#### AIM
Please print every record below exactly as it appears.
"""
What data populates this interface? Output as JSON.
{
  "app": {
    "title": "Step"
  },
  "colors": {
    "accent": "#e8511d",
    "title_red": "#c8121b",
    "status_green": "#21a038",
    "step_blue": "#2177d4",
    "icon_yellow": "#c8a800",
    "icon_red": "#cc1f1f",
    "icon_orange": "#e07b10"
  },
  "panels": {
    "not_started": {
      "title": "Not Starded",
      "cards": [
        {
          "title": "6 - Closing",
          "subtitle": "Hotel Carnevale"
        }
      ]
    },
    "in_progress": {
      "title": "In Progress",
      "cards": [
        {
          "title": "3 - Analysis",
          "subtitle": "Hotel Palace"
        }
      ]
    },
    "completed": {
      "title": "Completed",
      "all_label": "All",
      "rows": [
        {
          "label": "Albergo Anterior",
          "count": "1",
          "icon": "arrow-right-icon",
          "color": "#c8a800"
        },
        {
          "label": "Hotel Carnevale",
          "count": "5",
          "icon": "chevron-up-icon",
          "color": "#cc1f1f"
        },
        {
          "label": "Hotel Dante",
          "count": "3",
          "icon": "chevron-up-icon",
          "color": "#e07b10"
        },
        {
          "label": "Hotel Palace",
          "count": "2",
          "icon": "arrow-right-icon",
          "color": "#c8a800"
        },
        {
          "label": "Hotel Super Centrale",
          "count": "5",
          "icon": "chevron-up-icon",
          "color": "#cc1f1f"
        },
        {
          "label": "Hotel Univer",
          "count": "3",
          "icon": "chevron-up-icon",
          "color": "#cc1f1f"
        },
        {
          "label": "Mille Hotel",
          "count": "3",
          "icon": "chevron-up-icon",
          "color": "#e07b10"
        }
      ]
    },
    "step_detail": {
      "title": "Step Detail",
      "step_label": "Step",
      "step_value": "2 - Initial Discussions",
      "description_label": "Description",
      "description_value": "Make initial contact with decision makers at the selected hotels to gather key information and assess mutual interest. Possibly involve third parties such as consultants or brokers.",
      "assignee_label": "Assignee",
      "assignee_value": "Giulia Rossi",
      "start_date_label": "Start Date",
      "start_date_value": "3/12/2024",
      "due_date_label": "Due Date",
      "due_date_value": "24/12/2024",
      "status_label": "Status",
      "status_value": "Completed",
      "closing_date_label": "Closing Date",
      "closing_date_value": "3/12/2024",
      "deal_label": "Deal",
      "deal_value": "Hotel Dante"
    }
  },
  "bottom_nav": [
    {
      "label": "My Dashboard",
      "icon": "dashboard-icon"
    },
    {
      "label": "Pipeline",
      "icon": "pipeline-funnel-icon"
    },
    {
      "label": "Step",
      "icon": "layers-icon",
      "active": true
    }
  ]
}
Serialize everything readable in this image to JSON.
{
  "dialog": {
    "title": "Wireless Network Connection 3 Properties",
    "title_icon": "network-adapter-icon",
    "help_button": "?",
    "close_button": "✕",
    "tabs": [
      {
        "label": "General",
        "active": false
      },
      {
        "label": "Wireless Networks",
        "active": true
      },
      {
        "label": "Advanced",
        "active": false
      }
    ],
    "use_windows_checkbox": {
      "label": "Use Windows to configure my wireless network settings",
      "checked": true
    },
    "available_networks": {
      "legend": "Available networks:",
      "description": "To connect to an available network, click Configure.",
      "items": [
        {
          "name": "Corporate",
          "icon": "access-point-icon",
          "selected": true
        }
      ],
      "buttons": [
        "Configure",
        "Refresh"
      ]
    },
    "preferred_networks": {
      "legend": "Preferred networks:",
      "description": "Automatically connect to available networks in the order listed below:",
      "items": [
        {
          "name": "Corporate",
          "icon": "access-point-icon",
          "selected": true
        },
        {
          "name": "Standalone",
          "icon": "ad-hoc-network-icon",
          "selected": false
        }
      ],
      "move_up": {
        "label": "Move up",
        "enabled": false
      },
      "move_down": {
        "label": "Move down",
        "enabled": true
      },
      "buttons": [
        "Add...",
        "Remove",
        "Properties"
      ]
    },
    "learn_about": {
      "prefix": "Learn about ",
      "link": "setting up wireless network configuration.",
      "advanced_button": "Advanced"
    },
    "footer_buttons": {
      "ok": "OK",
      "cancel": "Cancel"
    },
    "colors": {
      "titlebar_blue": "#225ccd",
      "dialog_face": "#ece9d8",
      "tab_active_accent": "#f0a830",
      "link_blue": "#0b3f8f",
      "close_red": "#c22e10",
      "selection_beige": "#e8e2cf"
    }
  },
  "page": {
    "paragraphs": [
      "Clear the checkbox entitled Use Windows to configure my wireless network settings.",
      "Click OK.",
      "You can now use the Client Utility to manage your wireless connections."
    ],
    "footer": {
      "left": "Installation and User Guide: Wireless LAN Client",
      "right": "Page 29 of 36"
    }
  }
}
"""
#### EXPECTED ANSWER
What data populates this interface? Output as JSON.
{
  "app": {
    "title": "Step"
  },
  "colors": {
    "accent": "#e8511d",
    "title_red": "#c8121b",
    "status_green": "#21a038",
    "step_blue": "#2177d4",
    "icon_yellow": "#c8a800",
    "icon_red": "#cc1f1f",
    "icon_orange": "#e07b10"
  },
  "panels": {
    "not_started": {
      "title": "Not Starded",
      "cards": [
        {
          "title": "6 - Closing",
          "subtitle": "Hotel Carnevale"
        }
      ]
    },
    "in_progress": {
      "title": "In Progress",
      "cards": [
        {
          "title": "3 - Analysis",
          "subtitle": "Hotel Palace"
        }
      ]
    },
    "completed": {
      "title": "Completed",
      "all_label": "All",
      "rows": [
        {
          "label": "Albergo Anterior",
          "count": "1",
          "icon": "arrow-right-icon",
          "color": "#c8a800"
        },
        {
          "label": "Hotel Carnevale",
          "count": "5",
          "icon": "chevron-up-icon",
          "color": "#cc1f1f"
        },
        {
          "label": "Hotel Dante",
          "count": "3",
          "icon": "chevron-up-icon",
          "color": "#e07b10"
        },
        {
          "label": "Hotel Palace",
          "count": "2",
          "icon": "arrow-right-icon",
          "color": "#c8a800"
        },
        {
          "label": "Hotel Super Centrale",
          "count": "5",
          "icon": "chevron-up-icon",
          "color": "#cc1f1f"
        },
        {
          "label": "Hotel Univer",
          "count": "3",
          "icon": "chevron-up-icon",
          "color": "#cc1f1f"
        },
        {
          "label": "Mille Hotel",
          "count": "3",
          "icon": "chevron-up-icon",
          "color": "#e07b10"
        }
      ]
    },
    "step_detail": {
      "title": "Step Detail",
      "step_label": "Step",
      "step_value": "2 - Initial Discussions",
      "description_label": "Description",
      "description_value": "Make initial contact with decision makers at the selected hotels to gather key information and assess mutual interest. Possibly involve third parties such as consultants or brokers.",
      "assignee_label": "Assignee",
      "assignee_value": "Giulia Rossi",
      "start_date_label": "Start Date",
      "start_date_value": "3/12/2024",
      "due_date_label": "Due Date",
      "due_date_value": "24/12/2024",
      "status_label": "Status",
      "status_value": "Completed",
      "closing_date_label": "Closing Date",
      "closing_date_value": "3/12/2024",
      "deal_label": "Deal",
      "deal_value": "Hotel Dante"
    }
  },
  "bottom_nav": [
    {
      "label": "My Dashboard",
      "icon": "dashboard-icon"
    },
    {
      "label": "Pipeline",
      "icon": "pipeline-funnel-icon"
    },
    {
      "label": "Step",
      "icon": "layers-icon",
      "active": true
    }
  ]
}
Serialize everything readable in this image to JSON.
{
  "dialog": {
    "title": "Wireless Network Connection 3 Properties",
    "title_icon": "network-adapter-icon",
    "help_button": "?",
    "close_button": "✕",
    "tabs": [
      {
        "label": "General",
        "active": false
      },
      {
        "label": "Wireless Networks",
        "active": true
      },
      {
        "label": "Advanced",
        "active": false
      }
    ],
    "use_windows_checkbox": {
      "label": "Use Windows to configure my wireless network settings",
      "checked": true
    },
    "available_networks": {
      "legend": "Available networks:",
      "description": "To connect to an available network, click Configure.",
      "items": [
        {
          "name": "Corporate",
          "icon": "access-point-icon",
          "selected": true
        }
      ],
      "buttons": [
        "Configure",
        "Refresh"
      ]
    },
    "preferred_networks": {
      "legend": "Preferred networks:",
      "description": "Automatically connect to available networks in the order listed below:",
      "items": [
        {
          "name": "Corporate",
          "icon": "access-point-icon",
          "selected": true
        },
        {
          "name": "Standalone",
          "icon": "ad-hoc-network-icon",
          "selected": false
        }
      ],
      "move_up": {
        "label": "Move up",
        "enabled": false
      },
      "move_down": {
        "label": "Move down",
        "enabled": true
      },
      "buttons": [
        "Add...",
        "Remove",
        "Properties"
      ]
    },
    "learn_about": {
      "prefix": "Learn about ",
      "link": "setting up wireless network configuration.",
      "advanced_button": "Advanced"
    },
    "footer_buttons": {
      "ok": "OK",
      "cancel": "Cancel"
    },
    "colors": {
      "titlebar_blue": "#225ccd",
      "dialog_face": "#ece9d8",
      "tab_active_accent": "#f0a830",
      "link_blue": "#0b3f8f",
      "close_red": "#c22e10",
      "selection_beige": "#e8e2cf"
    }
  },
  "page": {
    "paragraphs": [
      "Clear the checkbox entitled Use Windows to configure my wireless network settings.",
      "Click OK.",
      "You can now use the Client Utility to manage your wireless connections."
    ],
    "footer": {
      "left": "Installation and User Guide: Wireless LAN Client",
      "right": "Page 29 of 36"
    }
  }
}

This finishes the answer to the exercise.